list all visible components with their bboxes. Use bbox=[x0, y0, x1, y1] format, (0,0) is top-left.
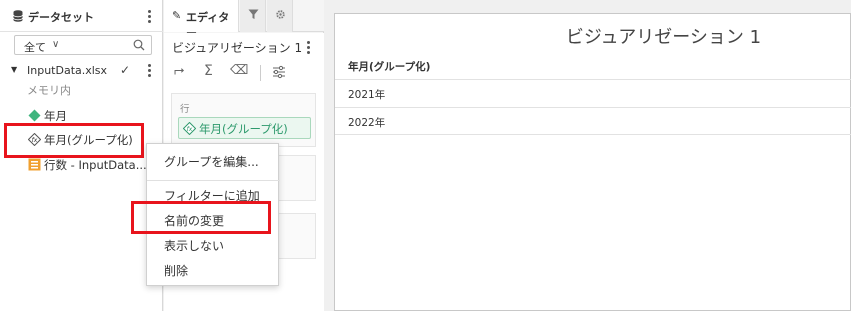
tab-settings[interactable] bbox=[267, 0, 293, 32]
dataset-filter-dropdown[interactable]: 全て ∨ bbox=[14, 35, 152, 55]
row-field-label: 年月(グループ化) bbox=[199, 122, 288, 136]
diamond-field-icon bbox=[28, 109, 41, 122]
rows-section: 行 fx 年月(グループ化) bbox=[171, 93, 316, 147]
filter-value: 全て bbox=[24, 41, 46, 54]
visualization-canvas: ビジュアリゼーション 1 年月(グループ化) 2021年 2022年 bbox=[334, 13, 851, 311]
file-location: メモリ内 bbox=[27, 84, 71, 97]
table-cell[interactable]: 2022年 bbox=[348, 115, 385, 130]
row-field-chip[interactable]: fx 年月(グループ化) bbox=[178, 117, 311, 139]
menu-divider bbox=[147, 180, 280, 181]
field-label: 行数 - InputData... bbox=[44, 158, 147, 172]
svg-text:fx: fx bbox=[187, 126, 193, 133]
pencil-icon: ✎ bbox=[172, 9, 182, 22]
dataset-header: データセット bbox=[0, 0, 163, 32]
editor-tabs: ✎ エディター bbox=[164, 0, 324, 40]
menu-item-delete[interactable]: 削除 bbox=[164, 262, 188, 279]
menu-item-edit-group[interactable]: グループを編集... bbox=[164, 153, 259, 170]
highlight-box bbox=[4, 123, 144, 158]
table-cell[interactable]: 2021年 bbox=[348, 87, 385, 102]
visualization-menu-icon[interactable] bbox=[307, 41, 311, 55]
filter-icon bbox=[248, 9, 259, 19]
tab-filter[interactable] bbox=[240, 0, 266, 32]
row-divider bbox=[335, 107, 851, 108]
header-divider bbox=[335, 79, 851, 80]
check-icon: ✓ bbox=[120, 63, 131, 77]
row-count-icon bbox=[28, 158, 41, 171]
menu-item-hide[interactable]: 表示しない bbox=[164, 237, 224, 254]
eraser-icon[interactable]: ⌫ bbox=[230, 63, 248, 78]
sliders-icon[interactable] bbox=[272, 65, 286, 79]
toolbar-divider bbox=[260, 65, 261, 81]
dataset-menu-icon[interactable] bbox=[148, 10, 152, 24]
calculated-field-icon: fx bbox=[183, 122, 196, 135]
dataset-title: データセット bbox=[28, 11, 94, 24]
database-icon bbox=[13, 10, 23, 22]
gear-icon bbox=[276, 10, 285, 19]
rows-caption: 行 bbox=[180, 104, 190, 115]
tab-editor[interactable]: ✎ エディター bbox=[164, 0, 239, 40]
dataset-file-row[interactable]: ▼ InputData.xlsx ✓ bbox=[0, 62, 163, 80]
swap-axes-icon[interactable]: ⮣ bbox=[174, 63, 184, 78]
column-header[interactable]: 年月(グループ化) bbox=[348, 59, 430, 74]
collapse-arrow-icon[interactable]: ▼ bbox=[11, 65, 17, 74]
sigma-icon[interactable]: Σ bbox=[204, 63, 213, 79]
dataset-panel: データセット 全て ∨ ▼ InputData.xlsx ✓ メモリ内 年月 f… bbox=[0, 0, 163, 311]
visualization-title: ビジュアリゼーション 1 bbox=[565, 27, 762, 48]
visualization-name: ビジュアリゼーション 1 bbox=[172, 41, 303, 55]
file-name: InputData.xlsx bbox=[27, 64, 108, 77]
chevron-down-icon: ∨ bbox=[52, 39, 60, 50]
search-icon[interactable] bbox=[133, 39, 145, 51]
field-label: 年月 bbox=[44, 109, 67, 123]
row-divider bbox=[335, 134, 851, 135]
file-menu-icon[interactable] bbox=[148, 64, 152, 78]
highlight-box bbox=[131, 201, 271, 234]
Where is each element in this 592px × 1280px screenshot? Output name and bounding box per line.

______

Lay out the records from the line containing "tab-settings[interactable] bbox=[267, 0, 293, 32]" through the line containing "highlight-box bbox=[4, 123, 144, 158]" as a numbered list, leaving out any blank lines.

1. tab-settings[interactable] bbox=[267, 0, 293, 32]
2. dataset-filter-dropdown[interactable]: 全て ∨ bbox=[14, 35, 152, 55]
3. row-field-label: 年月(グループ化) bbox=[199, 122, 288, 136]
4. diamond-field-icon bbox=[28, 109, 41, 122]
5. rows-section: 行 fx 年月(グループ化) bbox=[171, 93, 316, 147]
6. filter-value: 全て bbox=[24, 41, 46, 54]
7. visualization-canvas: ビジュアリゼーション 1 年月(グループ化) 2021年 2022年 bbox=[334, 13, 851, 311]
8. file-location: メモリ内 bbox=[27, 84, 71, 97]
9. table-cell[interactable]: 2022年 bbox=[348, 115, 385, 130]
10. row-field-chip[interactable]: fx 年月(グループ化) bbox=[178, 117, 311, 139]
11. menu-divider bbox=[147, 180, 280, 181]
12. field-label: 行数 - InputData... bbox=[44, 158, 147, 172]
13. svg-text:fx: fx bbox=[187, 126, 193, 133]
14. pencil-icon: ✎ bbox=[172, 9, 182, 22]
15. dataset-header: データセット bbox=[0, 0, 163, 32]
16. editor-tabs: ✎ エディター bbox=[164, 0, 324, 40]
17. menu-item-delete[interactable]: 削除 bbox=[164, 262, 188, 279]
18. menu-item-edit-group[interactable]: グループを編集... bbox=[164, 153, 259, 170]
19. highlight-box bbox=[4, 123, 144, 158]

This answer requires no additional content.